**Work to do**
Your task is to reproduce the material exactly.

------------

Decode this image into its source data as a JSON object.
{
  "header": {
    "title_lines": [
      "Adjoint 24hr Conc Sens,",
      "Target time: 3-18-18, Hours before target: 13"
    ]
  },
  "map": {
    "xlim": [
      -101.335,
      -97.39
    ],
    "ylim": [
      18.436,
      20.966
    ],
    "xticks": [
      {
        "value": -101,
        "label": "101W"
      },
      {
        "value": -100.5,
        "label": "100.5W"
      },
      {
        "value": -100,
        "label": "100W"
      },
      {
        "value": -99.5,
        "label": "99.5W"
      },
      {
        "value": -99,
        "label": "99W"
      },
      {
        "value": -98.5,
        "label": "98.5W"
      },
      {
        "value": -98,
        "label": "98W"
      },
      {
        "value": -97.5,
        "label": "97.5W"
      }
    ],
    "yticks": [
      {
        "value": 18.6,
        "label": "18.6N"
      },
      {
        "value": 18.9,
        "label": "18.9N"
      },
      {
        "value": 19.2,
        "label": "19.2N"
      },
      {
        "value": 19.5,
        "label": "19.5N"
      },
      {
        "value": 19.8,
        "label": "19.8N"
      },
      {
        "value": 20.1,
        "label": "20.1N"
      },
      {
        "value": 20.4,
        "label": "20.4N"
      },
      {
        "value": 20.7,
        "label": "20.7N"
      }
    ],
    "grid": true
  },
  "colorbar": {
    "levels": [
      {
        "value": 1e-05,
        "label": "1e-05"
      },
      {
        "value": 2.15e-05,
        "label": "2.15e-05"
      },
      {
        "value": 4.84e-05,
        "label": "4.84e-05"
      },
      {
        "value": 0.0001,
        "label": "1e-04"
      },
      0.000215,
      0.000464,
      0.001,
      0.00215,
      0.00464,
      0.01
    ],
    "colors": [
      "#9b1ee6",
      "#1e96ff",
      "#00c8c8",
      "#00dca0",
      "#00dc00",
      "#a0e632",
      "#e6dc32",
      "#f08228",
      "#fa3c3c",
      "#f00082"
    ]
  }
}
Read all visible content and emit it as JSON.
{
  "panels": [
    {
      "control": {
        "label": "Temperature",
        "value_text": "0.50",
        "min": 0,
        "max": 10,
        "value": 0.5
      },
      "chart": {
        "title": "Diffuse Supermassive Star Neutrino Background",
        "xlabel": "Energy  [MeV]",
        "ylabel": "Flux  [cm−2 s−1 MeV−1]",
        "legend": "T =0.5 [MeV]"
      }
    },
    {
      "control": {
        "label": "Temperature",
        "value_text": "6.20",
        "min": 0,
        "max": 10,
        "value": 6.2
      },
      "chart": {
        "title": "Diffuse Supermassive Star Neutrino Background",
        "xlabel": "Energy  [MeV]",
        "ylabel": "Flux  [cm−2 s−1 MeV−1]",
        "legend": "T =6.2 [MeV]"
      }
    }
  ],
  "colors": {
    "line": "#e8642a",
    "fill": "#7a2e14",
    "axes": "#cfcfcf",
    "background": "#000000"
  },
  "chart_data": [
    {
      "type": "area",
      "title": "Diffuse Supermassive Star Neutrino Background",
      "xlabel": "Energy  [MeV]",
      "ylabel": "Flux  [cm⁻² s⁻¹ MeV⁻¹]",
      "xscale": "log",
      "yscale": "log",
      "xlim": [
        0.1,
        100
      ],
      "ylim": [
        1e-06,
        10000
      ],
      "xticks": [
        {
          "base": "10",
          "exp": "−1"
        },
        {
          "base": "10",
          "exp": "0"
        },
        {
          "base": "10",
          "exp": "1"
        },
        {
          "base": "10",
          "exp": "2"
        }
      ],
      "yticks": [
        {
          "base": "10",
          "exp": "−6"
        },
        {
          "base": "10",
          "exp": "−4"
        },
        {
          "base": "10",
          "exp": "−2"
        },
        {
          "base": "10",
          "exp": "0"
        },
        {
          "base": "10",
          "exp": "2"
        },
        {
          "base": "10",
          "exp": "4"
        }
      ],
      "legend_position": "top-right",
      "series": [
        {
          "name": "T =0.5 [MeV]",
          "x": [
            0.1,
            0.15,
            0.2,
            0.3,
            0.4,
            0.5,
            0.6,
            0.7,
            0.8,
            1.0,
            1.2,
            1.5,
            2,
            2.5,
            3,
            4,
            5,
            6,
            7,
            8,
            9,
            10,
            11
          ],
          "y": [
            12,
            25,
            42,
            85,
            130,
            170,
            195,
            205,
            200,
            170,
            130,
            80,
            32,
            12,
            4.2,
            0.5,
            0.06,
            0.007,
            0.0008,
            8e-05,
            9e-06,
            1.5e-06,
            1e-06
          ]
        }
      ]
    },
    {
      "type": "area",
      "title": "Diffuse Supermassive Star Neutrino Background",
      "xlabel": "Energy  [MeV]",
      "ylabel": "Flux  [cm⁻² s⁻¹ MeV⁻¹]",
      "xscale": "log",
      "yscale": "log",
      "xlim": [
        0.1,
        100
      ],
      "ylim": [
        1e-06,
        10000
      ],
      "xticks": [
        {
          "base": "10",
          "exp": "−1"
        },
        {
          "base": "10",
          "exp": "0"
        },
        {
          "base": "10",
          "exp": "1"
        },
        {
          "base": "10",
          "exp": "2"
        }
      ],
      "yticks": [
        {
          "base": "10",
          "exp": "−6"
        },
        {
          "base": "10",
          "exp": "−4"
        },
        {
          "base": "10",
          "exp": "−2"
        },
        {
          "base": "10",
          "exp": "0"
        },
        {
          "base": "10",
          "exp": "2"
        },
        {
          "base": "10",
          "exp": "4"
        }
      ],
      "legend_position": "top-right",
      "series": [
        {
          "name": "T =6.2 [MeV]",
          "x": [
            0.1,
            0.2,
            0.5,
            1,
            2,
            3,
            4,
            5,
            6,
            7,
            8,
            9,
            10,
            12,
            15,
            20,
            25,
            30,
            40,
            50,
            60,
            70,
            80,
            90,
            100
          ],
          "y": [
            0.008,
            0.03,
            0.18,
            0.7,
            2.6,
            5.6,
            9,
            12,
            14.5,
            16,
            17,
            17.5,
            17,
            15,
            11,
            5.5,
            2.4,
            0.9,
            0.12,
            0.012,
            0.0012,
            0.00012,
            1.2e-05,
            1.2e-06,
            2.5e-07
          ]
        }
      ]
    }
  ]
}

------------

**Written response**
Decode this image into its source data as a JSON object.
{
  "header": {
    "title_lines": [
      "Adjoint 24hr Conc Sens,",
      "Target time: 3-18-18, Hours before target: 13"
    ]
  },
  "map": {
    "xlim": [
      -101.335,
      -97.39
    ],
    "ylim": [
      18.436,
      20.966
    ],
    "xticks": [
      {
        "value": -101,
        "label": "101W"
      },
      {
        "value": -100.5,
        "label": "100.5W"
      },
      {
        "value": -100,
        "label": "100W"
      },
      {
        "value": -99.5,
        "label": "99.5W"
      },
      {
        "value": -99,
        "label": "99W"
      },
      {
        "value": -98.5,
        "label": "98.5W"
      },
      {
        "value": -98,
        "label": "98W"
      },
      {
        "value": -97.5,
        "label": "97.5W"
      }
    ],
    "yticks": [
      {
        "value": 18.6,
        "label": "18.6N"
      },
      {
        "value": 18.9,
        "label": "18.9N"
      },
      {
        "value": 19.2,
        "label": "19.2N"
      },
      {
        "value": 19.5,
        "label": "19.5N"
      },
      {
        "value": 19.8,
        "label": "19.8N"
      },
      {
        "value": 20.1,
        "label": "20.1N"
      },
      {
        "value": 20.4,
        "label": "20.4N"
      },
      {
        "value": 20.7,
        "label": "20.7N"
      }
    ],
    "grid": true
  },
  "colorbar": {
    "levels": [
      {
        "value": 1e-05,
        "label": "1e-05"
      },
      {
        "value": 2.15e-05,
        "label": "2.15e-05"
      },
      {
        "value": 4.84e-05,
        "label": "4.84e-05"
      },
      {
        "value": 0.0001,
        "label": "1e-04"
      },
      0.000215,
      0.000464,
      0.001,
      0.00215,
      0.00464,
      0.01
    ],
    "colors": [
      "#9b1ee6",
      "#1e96ff",
      "#00c8c8",
      "#00dca0",
      "#00dc00",
      "#a0e632",
      "#e6dc32",
      "#f08228",
      "#fa3c3c",
      "#f00082"
    ]
  }
}
Read all visible content and emit it as JSON.
{
  "panels": [
    {
      "control": {
        "label": "Temperature",
        "value_text": "0.50",
        "min": 0,
        "max": 10,
        "value": 0.5
      },
      "chart": {
        "title": "Diffuse Supermassive Star Neutrino Background",
        "xlabel": "Energy  [MeV]",
        "ylabel": "Flux  [cm−2 s−1 MeV−1]",
        "legend": "T =0.5 [MeV]"
      }
    },
    {
      "control": {
        "label": "Temperature",
        "value_text": "6.20",
        "min": 0,
        "max": 10,
        "value": 6.2
      },
      "chart": {
        "title": "Diffuse Supermassive Star Neutrino Background",
        "xlabel": "Energy  [MeV]",
        "ylabel": "Flux  [cm−2 s−1 MeV−1]",
        "legend": "T =6.2 [MeV]"
      }
    }
  ],
  "colors": {
    "line": "#e8642a",
    "fill": "#7a2e14",
    "axes": "#cfcfcf",
    "background": "#000000"
  },
  "chart_data": [
    {
      "type": "area",
      "title": "Diffuse Supermassive Star Neutrino Background",
      "xlabel": "Energy  [MeV]",
      "ylabel": "Flux  [cm⁻² s⁻¹ MeV⁻¹]",
      "xscale": "log",
      "yscale": "log",
      "xlim": [
        0.1,
        100
      ],
      "ylim": [
        1e-06,
        10000
      ],
      "xticks": [
        {
          "base": "10",
          "exp": "−1"
        },
        {
          "base": "10",
          "exp": "0"
        },
        {
          "base": "10",
          "exp": "1"
        },
        {
          "base": "10",
          "exp": "2"
        }
      ],
      "yticks": [
        {
          "base": "10",
          "exp": "−6"
        },
        {
          "base": "10",
          "exp": "−4"
        },
        {
          "base": "10",
          "exp": "−2"
        },
        {
          "base": "10",
          "exp": "0"
        },
        {
          "base": "10",
          "exp": "2"
        },
        {
          "base": "10",
          "exp": "4"
        }
      ],
      "legend_position": "top-right",
      "series": [
        {
          "name": "T =0.5 [MeV]",
          "x": [
            0.1,
            0.15,
            0.2,
            0.3,
            0.4,
            0.5,
            0.6,
            0.7,
            0.8,
            1.0,
            1.2,
            1.5,
            2,
            2.5,
            3,
            4,
            5,
            6,
            7,
            8,
            9,
            10,
            11
          ],
          "y": [
            12,
            25,
            42,
            85,
            130,
            170,
            195,
            205,
            200,
            170,
            130,
            80,
            32,
            12,
            4.2,
            0.5,
            0.06,
            0.007,
            0.0008,
            8e-05,
            9e-06,
            1.5e-06,
            1e-06
          ]
        }
      ]
    },
    {
      "type": "area",
      "title": "Diffuse Supermassive Star Neutrino Background",
      "xlabel": "Energy  [MeV]",
      "ylabel": "Flux  [cm⁻² s⁻¹ MeV⁻¹]",
      "xscale": "log",
      "yscale": "log",
      "xlim": [
        0.1,
        100
      ],
      "ylim": [
        1e-06,
        10000
      ],
      "xticks": [
        {
          "base": "10",
          "exp": "−1"
        },
        {
          "base": "10",
          "exp": "0"
        },
        {
          "base": "10",
          "exp": "1"
        },
        {
          "base": "10",
          "exp": "2"
        }
      ],
      "yticks": [
        {
          "base": "10",
          "exp": "−6"
        },
        {
          "base": "10",
          "exp": "−4"
        },
        {
          "base": "10",
          "exp": "−2"
        },
        {
          "base": "10",
          "exp": "0"
        },
        {
          "base": "10",
          "exp": "2"
        },
        {
          "base": "10",
          "exp": "4"
        }
      ],
      "legend_position": "top-right",
      "series": [
        {
          "name": "T =6.2 [MeV]",
          "x": [
            0.1,
            0.2,
            0.5,
            1,
            2,
            3,
            4,
            5,
            6,
            7,
            8,
            9,
            10,
            12,
            15,
            20,
            25,
            30,
            40,
            50,
            60,
            70,
            80,
            90,
            100
          ],
          "y": [
            0.008,
            0.03,
            0.18,
            0.7,
            2.6,
            5.6,
            9,
            12,
            14.5,
            16,
            17,
            17.5,
            17,
            15,
            11,
            5.5,
            2.4,
            0.9,
            0.12,
            0.012,
            0.0012,
            0.00012,
            1.2e-05,
            1.2e-06,
            2.5e-07
          ]
        }
      ]
    }
  ]
}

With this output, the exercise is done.